REQUEST: Below are some records. Pull every line that contains the word "face".

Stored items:

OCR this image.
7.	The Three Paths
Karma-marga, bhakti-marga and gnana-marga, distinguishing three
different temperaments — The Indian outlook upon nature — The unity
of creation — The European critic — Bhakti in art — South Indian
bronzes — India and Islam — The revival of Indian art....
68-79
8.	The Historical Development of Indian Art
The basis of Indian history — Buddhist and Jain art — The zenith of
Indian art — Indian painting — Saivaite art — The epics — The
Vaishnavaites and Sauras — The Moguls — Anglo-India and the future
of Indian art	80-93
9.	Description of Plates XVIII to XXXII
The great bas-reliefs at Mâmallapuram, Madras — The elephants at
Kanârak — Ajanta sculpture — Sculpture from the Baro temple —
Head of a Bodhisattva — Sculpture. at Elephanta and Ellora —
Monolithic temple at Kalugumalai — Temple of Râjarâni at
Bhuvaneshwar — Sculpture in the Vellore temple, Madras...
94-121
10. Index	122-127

...

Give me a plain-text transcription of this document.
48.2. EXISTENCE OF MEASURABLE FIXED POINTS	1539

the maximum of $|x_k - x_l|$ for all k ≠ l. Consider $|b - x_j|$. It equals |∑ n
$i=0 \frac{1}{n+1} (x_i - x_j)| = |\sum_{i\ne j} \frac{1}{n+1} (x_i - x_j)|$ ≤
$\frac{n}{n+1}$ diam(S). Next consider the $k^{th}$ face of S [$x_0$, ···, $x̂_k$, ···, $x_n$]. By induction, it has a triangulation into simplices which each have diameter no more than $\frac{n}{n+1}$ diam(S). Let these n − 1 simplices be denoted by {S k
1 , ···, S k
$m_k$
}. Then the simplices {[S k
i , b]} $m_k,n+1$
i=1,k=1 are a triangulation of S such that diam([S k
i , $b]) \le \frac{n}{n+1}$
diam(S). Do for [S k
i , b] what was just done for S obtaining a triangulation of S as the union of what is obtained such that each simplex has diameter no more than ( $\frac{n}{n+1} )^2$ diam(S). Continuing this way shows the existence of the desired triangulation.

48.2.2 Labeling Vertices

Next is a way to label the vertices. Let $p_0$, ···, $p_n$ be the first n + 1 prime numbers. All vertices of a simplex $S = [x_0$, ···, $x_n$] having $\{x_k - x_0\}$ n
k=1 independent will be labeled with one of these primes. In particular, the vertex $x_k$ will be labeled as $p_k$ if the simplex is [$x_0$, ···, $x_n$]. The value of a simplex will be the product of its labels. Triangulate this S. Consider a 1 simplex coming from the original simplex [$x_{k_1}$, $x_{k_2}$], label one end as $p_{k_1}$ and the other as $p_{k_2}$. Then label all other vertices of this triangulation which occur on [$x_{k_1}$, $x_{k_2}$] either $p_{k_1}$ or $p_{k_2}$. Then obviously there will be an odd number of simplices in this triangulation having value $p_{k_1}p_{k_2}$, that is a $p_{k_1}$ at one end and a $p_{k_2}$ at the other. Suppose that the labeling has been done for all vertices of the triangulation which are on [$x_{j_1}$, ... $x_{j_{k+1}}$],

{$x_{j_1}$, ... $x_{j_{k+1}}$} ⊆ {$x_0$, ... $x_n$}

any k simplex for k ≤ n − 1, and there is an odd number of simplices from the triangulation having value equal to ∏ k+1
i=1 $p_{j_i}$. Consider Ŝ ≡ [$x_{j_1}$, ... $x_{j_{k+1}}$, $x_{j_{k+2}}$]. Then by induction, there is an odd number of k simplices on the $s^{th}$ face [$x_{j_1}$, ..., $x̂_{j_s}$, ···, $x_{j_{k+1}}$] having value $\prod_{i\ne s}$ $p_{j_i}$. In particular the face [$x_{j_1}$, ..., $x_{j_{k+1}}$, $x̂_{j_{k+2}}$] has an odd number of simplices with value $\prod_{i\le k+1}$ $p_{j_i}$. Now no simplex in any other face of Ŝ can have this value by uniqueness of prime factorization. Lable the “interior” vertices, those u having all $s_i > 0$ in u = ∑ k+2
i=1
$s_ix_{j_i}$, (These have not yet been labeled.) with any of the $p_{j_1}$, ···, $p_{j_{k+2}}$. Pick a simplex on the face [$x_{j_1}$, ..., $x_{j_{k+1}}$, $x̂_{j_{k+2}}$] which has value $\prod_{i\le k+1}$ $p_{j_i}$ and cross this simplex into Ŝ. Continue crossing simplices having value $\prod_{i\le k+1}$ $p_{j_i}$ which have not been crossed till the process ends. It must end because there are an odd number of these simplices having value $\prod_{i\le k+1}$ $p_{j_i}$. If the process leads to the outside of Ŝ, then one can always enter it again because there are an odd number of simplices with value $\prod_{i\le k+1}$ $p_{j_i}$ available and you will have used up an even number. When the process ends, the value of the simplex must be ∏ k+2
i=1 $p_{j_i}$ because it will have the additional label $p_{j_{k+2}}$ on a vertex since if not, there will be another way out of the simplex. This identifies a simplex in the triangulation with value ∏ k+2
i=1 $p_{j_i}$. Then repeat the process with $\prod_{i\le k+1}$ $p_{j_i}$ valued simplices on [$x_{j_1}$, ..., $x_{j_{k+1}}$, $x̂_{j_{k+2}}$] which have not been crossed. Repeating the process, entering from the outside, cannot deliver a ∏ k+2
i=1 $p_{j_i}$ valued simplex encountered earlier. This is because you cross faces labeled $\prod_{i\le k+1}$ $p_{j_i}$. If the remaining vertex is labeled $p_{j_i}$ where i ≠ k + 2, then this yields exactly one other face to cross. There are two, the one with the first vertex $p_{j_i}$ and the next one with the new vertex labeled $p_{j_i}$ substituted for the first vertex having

* * *

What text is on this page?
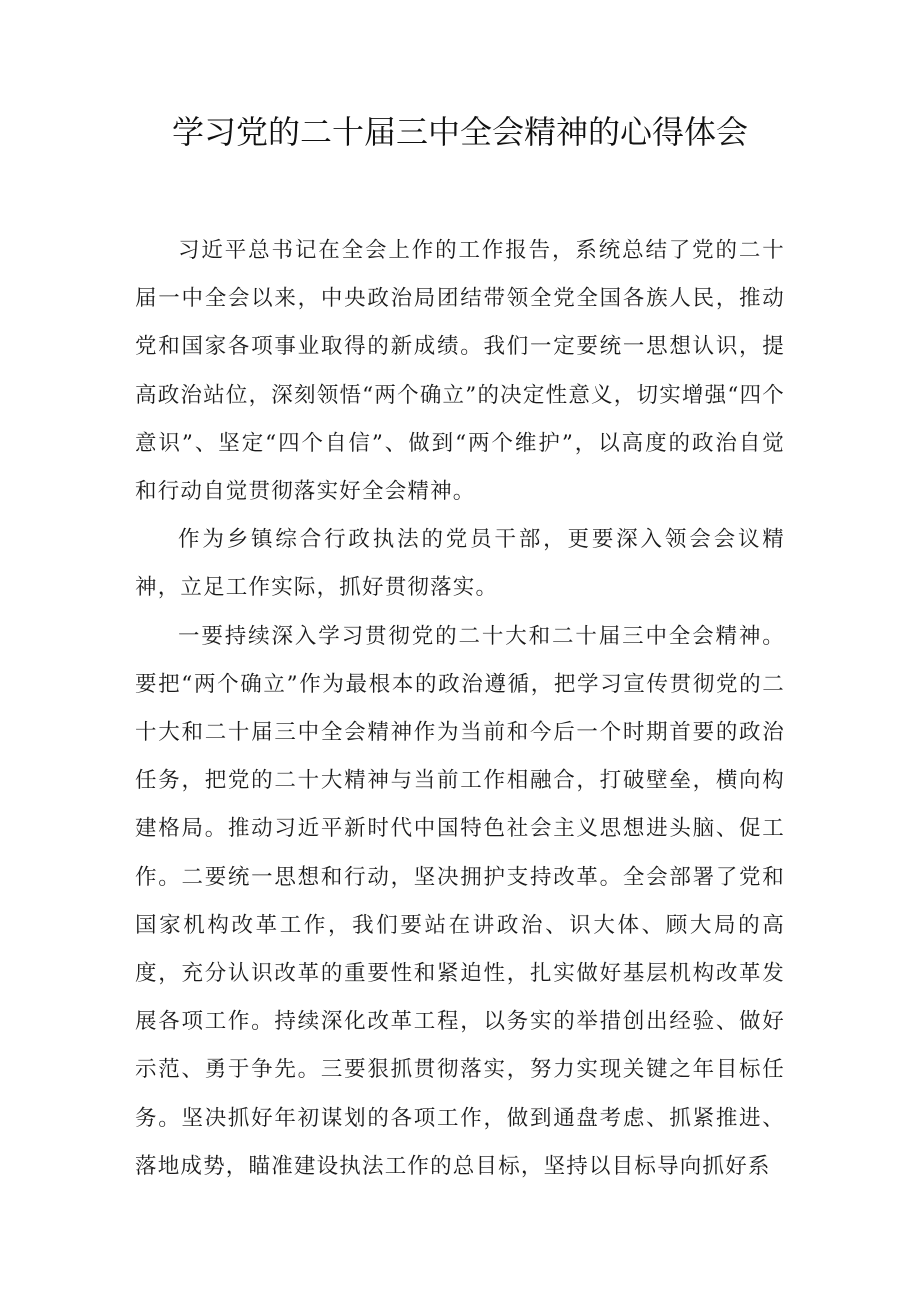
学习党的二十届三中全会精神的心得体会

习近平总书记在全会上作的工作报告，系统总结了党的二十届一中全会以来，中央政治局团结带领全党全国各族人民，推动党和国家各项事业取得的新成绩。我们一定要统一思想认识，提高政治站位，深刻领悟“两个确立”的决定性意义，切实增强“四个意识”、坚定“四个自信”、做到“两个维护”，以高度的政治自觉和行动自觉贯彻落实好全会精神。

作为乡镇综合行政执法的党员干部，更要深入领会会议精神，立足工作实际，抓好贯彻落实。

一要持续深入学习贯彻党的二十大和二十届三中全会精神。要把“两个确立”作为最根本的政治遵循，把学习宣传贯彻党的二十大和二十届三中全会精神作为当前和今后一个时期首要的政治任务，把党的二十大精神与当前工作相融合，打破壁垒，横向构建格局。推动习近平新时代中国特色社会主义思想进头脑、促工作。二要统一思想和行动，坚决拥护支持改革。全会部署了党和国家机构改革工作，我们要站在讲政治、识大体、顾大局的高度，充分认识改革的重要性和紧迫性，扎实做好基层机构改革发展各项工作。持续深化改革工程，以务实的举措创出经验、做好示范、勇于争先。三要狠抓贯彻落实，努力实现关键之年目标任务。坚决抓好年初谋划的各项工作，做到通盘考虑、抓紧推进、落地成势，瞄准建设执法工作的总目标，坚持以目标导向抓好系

ANSWER FOR THE TASK:
$\frac{n}{n+1}$ diam(S). Next consider the $k^{th}$ face of S [$x_0$, ···, $x̂_k$, ···, $x_n$]. By induction, it has a triangulation into simplices which each have diameter no more than $\frac{n}{n+1}$ diam(S). Let these n − 1 simplices be denoted by {S k
i=1 $p_{j_i}$. Consider Ŝ ≡ [$x_{j_1}$, ... $x_{j_{k+1}}$, $x_{j_{k+2}}$]. Then by induction, there is an odd number of k simplices on the $s^{th}$ face [$x_{j_1}$, ..., $x̂_{j_s}$, ···, $x_{j_{k+1}}$] having value $\prod_{i\ne s}$ $p_{j_i}$. In particular the face [$x_{j_1}$, ..., $x_{j_{k+1}}$, $x̂_{j_{k+2}}$] has an odd number of simplices with value $\prod_{i\le k+1}$ $p_{j_i}$. Now no simplex in any other face of Ŝ can have this value by uniqueness of prime factorization. Lable the “interior” vertices, those u having all $s_i > 0$ in u = ∑ k+2
$s_ix_{j_i}$, (These have not yet been labeled.) with any of the $p_{j_1}$, ···, $p_{j_{k+2}}$. Pick a simplex on the face [$x_{j_1}$, ..., $x_{j_{k+1}}$, $x̂_{j_{k+2}}$] which has value $\prod_{i\le k+1}$ $p_{j_i}$ and cross this simplex into Ŝ. Continue crossing simplices having value $\prod_{i\le k+1}$ $p_{j_i}$ which have not been crossed till the process ends. It must end because there are an odd number of these simplices having value $\prod_{i\le k+1}$ $p_{j_i}$. If the process leads to the outside of Ŝ, then one can always enter it again because there are an odd number of simplices with value $\prod_{i\le k+1}$ $p_{j_i}$ available and you will have used up an even number. When the process ends, the value of the simplex must be ∏ k+2
i=1 $p_{j_i}$ valued simplex encountered earlier. This is because you cross faces labeled $\prod_{i\le k+1}$ $p_{j_i}$. If the remaining vertex is labeled $p_{j_i}$ where i ≠ k + 2, then this yields exactly one other face to cross. There are two, the one with the first vertex $p_{j_i}$ and the next one with the new vertex labeled $p_{j_i}$ substituted for the first vertex having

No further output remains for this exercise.